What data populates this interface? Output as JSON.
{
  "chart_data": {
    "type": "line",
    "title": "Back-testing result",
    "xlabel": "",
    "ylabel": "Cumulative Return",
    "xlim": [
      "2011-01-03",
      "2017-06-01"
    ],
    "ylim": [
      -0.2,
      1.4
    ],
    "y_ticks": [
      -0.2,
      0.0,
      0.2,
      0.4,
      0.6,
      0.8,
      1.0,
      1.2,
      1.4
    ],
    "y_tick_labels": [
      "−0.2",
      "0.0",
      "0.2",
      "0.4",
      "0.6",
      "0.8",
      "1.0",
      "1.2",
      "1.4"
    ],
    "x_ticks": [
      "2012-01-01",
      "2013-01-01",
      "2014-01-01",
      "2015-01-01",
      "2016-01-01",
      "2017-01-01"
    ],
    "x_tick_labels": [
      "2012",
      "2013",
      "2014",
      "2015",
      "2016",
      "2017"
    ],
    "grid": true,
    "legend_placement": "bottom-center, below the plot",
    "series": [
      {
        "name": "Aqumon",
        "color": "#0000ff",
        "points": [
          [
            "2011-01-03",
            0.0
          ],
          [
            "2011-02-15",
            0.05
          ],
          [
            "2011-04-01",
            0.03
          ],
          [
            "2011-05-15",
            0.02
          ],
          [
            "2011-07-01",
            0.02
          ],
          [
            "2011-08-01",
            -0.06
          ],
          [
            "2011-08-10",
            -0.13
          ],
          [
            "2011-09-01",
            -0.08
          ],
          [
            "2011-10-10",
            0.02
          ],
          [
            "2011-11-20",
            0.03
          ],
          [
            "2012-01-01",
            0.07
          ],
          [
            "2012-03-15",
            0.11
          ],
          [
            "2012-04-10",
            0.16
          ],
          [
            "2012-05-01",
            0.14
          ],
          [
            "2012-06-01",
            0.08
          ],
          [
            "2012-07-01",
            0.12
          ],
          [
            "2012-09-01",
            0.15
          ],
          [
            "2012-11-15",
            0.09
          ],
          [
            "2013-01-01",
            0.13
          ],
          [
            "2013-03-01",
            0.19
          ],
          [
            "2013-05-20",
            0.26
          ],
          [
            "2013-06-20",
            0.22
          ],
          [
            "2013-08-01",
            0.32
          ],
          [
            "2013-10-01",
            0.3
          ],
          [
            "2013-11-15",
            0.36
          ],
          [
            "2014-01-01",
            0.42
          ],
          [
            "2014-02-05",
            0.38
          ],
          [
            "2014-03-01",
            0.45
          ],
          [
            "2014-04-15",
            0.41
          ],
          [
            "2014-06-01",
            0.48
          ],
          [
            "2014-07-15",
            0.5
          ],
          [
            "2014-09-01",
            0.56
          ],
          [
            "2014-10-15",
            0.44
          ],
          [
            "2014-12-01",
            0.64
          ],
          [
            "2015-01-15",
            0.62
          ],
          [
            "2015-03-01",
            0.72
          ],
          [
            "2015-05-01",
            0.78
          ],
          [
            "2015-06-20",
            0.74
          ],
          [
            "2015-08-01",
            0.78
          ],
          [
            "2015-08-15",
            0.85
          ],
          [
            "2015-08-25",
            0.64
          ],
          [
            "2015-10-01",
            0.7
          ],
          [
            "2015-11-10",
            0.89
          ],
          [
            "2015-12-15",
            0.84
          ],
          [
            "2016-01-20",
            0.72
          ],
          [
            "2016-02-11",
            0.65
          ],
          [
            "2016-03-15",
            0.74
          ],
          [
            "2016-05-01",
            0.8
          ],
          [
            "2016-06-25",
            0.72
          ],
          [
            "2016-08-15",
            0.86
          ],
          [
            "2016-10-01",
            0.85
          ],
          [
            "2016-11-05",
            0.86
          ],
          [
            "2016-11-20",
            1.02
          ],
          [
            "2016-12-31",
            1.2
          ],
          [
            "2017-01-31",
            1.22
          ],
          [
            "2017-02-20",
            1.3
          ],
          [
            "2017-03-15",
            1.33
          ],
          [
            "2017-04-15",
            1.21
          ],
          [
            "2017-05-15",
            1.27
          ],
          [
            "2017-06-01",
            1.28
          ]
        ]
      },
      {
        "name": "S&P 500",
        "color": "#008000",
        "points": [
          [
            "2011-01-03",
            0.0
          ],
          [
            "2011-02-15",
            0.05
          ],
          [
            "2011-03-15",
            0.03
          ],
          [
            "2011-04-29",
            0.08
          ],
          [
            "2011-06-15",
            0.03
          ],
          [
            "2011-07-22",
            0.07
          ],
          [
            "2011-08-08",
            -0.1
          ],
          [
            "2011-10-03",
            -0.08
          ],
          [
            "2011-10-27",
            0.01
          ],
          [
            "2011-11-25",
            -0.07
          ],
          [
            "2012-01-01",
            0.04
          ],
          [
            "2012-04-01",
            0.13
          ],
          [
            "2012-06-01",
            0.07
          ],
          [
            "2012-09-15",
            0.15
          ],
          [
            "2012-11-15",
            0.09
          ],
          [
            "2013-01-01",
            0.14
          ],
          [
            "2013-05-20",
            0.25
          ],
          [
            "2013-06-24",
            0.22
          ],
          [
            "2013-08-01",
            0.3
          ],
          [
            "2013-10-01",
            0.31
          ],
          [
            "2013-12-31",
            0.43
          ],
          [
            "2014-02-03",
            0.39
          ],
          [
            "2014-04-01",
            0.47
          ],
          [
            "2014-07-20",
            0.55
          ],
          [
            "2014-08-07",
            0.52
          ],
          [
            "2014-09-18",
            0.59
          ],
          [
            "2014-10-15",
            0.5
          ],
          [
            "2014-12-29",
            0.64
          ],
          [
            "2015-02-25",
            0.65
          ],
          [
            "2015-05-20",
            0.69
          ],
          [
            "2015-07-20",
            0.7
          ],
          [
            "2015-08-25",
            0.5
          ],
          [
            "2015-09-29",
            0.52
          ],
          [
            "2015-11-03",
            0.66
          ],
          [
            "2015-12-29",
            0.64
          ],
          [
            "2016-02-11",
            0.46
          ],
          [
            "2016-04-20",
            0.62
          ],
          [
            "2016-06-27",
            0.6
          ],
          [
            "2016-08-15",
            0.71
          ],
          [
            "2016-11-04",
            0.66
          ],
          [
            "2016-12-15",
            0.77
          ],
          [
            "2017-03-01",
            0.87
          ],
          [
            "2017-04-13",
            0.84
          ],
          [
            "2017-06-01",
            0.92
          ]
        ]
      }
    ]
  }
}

━━━

PROBLEM TO SOLVE: Each record should come back exactly as written.

EXERCISE RESPONSE:
What data populates this interface? Output as JSON.
{
  "chart_data": {
    "type": "line",
    "title": "Back-testing result",
    "xlabel": "",
    "ylabel": "Cumulative Return",
    "xlim": [
      "2011-01-03",
      "2017-06-01"
    ],
    "ylim": [
      -0.2,
      1.4
    ],
    "y_ticks": [
      -0.2,
      0.0,
      0.2,
      0.4,
      0.6,
      0.8,
      1.0,
      1.2,
      1.4
    ],
    "y_tick_labels": [
      "−0.2",
      "0.0",
      "0.2",
      "0.4",
      "0.6",
      "0.8",
      "1.0",
      "1.2",
      "1.4"
    ],
    "x_ticks": [
      "2012-01-01",
      "2013-01-01",
      "2014-01-01",
      "2015-01-01",
      "2016-01-01",
      "2017-01-01"
    ],
    "x_tick_labels": [
      "2012",
      "2013",
      "2014",
      "2015",
      "2016",
      "2017"
    ],
    "grid": true,
    "legend_placement": "bottom-center, below the plot",
    "series": [
      {
        "name": "Aqumon",
        "color": "#0000ff",
        "points": [
          [
            "2011-01-03",
            0.0
          ],
          [
            "2011-02-15",
            0.05
          ],
          [
            "2011-04-01",
            0.03
          ],
          [
            "2011-05-15",
            0.02
          ],
          [
            "2011-07-01",
            0.02
          ],
          [
            "2011-08-01",
            -0.06
          ],
          [
            "2011-08-10",
            -0.13
          ],
          [
            "2011-09-01",
            -0.08
          ],
          [
            "2011-10-10",
            0.02
          ],
          [
            "2011-11-20",
            0.03
          ],
          [
            "2012-01-01",
            0.07
          ],
          [
            "2012-03-15",
            0.11
          ],
          [
            "2012-04-10",
            0.16
          ],
          [
            "2012-05-01",
            0.14
          ],
          [
            "2012-06-01",
            0.08
          ],
          [
            "2012-07-01",
            0.12
          ],
          [
            "2012-09-01",
            0.15
          ],
          [
            "2012-11-15",
            0.09
          ],
          [
            "2013-01-01",
            0.13
          ],
          [
            "2013-03-01",
            0.19
          ],
          [
            "2013-05-20",
            0.26
          ],
          [
            "2013-06-20",
            0.22
          ],
          [
            "2013-08-01",
            0.32
          ],
          [
            "2013-10-01",
            0.3
          ],
          [
            "2013-11-15",
            0.36
          ],
          [
            "2014-01-01",
            0.42
          ],
          [
            "2014-02-05",
            0.38
          ],
          [
            "2014-03-01",
            0.45
          ],
          [
            "2014-04-15",
            0.41
          ],
          [
            "2014-06-01",
            0.48
          ],
          [
            "2014-07-15",
            0.5
          ],
          [
            "2014-09-01",
            0.56
          ],
          [
            "2014-10-15",
            0.44
          ],
          [
            "2014-12-01",
            0.64
          ],
          [
            "2015-01-15",
            0.62
          ],
          [
            "2015-03-01",
            0.72
          ],
          [
            "2015-05-01",
            0.78
          ],
          [
            "2015-06-20",
            0.74
          ],
          [
            "2015-08-01",
            0.78
          ],
          [
            "2015-08-15",
            0.85
          ],
          [
            "2015-08-25",
            0.64
          ],
          [
            "2015-10-01",
            0.7
          ],
          [
            "2015-11-10",
            0.89
          ],
          [
            "2015-12-15",
            0.84
          ],
          [
            "2016-01-20",
            0.72
          ],
          [
            "2016-02-11",
            0.65
          ],
          [
            "2016-03-15",
            0.74
          ],
          [
            "2016-05-01",
            0.8
          ],
          [
            "2016-06-25",
            0.72
          ],
          [
            "2016-08-15",
            0.86
          ],
          [
            "2016-10-01",
            0.85
          ],
          [
            "2016-11-05",
            0.86
          ],
          [
            "2016-11-20",
            1.02
          ],
          [
            "2016-12-31",
            1.2
          ],
          [
            "2017-01-31",
            1.22
          ],
          [
            "2017-02-20",
            1.3
          ],
          [
            "2017-03-15",
            1.33
          ],
          [
            "2017-04-15",
            1.21
          ],
          [
            "2017-05-15",
            1.27
          ],
          [
            "2017-06-01",
            1.28
          ]
        ]
      },
      {
        "name": "S&P 500",
        "color": "#008000",
        "points": [
          [
            "2011-01-03",
            0.0
          ],
          [
            "2011-02-15",
            0.05
          ],
          [
            "2011-03-15",
            0.03
          ],
          [
            "2011-04-29",
            0.08
          ],
          [
            "2011-06-15",
            0.03
          ],
          [
            "2011-07-22",
            0.07
          ],
          [
            "2011-08-08",
            -0.1
          ],
          [
            "2011-10-03",
            -0.08
          ],
          [
            "2011-10-27",
            0.01
          ],
          [
            "2011-11-25",
            -0.07
          ],
          [
            "2012-01-01",
            0.04
          ],
          [
            "2012-04-01",
            0.13
          ],
          [
            "2012-06-01",
            0.07
          ],
          [
            "2012-09-15",
            0.15
          ],
          [
            "2012-11-15",
            0.09
          ],
          [
            "2013-01-01",
            0.14
          ],
          [
            "2013-05-20",
            0.25
          ],
          [
            "2013-06-24",
            0.22
          ],
          [
            "2013-08-01",
            0.3
          ],
          [
            "2013-10-01",
            0.31
          ],
          [
            "2013-12-31",
            0.43
          ],
          [
            "2014-02-03",
            0.39
          ],
          [
            "2014-04-01",
            0.47
          ],
          [
            "2014-07-20",
            0.55
          ],
          [
            "2014-08-07",
            0.52
          ],
          [
            "2014-09-18",
            0.59
          ],
          [
            "2014-10-15",
            0.5
          ],
          [
            "2014-12-29",
            0.64
          ],
          [
            "2015-02-25",
            0.65
          ],
          [
            "2015-05-20",
            0.69
          ],
          [
            "2015-07-20",
            0.7
          ],
          [
            "2015-08-25",
            0.5
          ],
          [
            "2015-09-29",
            0.52
          ],
          [
            "2015-11-03",
            0.66
          ],
          [
            "2015-12-29",
            0.64
          ],
          [
            "2016-02-11",
            0.46
          ],
          [
            "2016-04-20",
            0.62
          ],
          [
            "2016-06-27",
            0.6
          ],
          [
            "2016-08-15",
            0.71
          ],
          [
            "2016-11-04",
            0.66
          ],
          [
            "2016-12-15",
            0.77
          ],
          [
            "2017-03-01",
            0.87
          ],
          [
            "2017-04-13",
            0.84
          ],
          [
            "2017-06-01",
            0.92
          ]
        ]
      }
    ]
  }
}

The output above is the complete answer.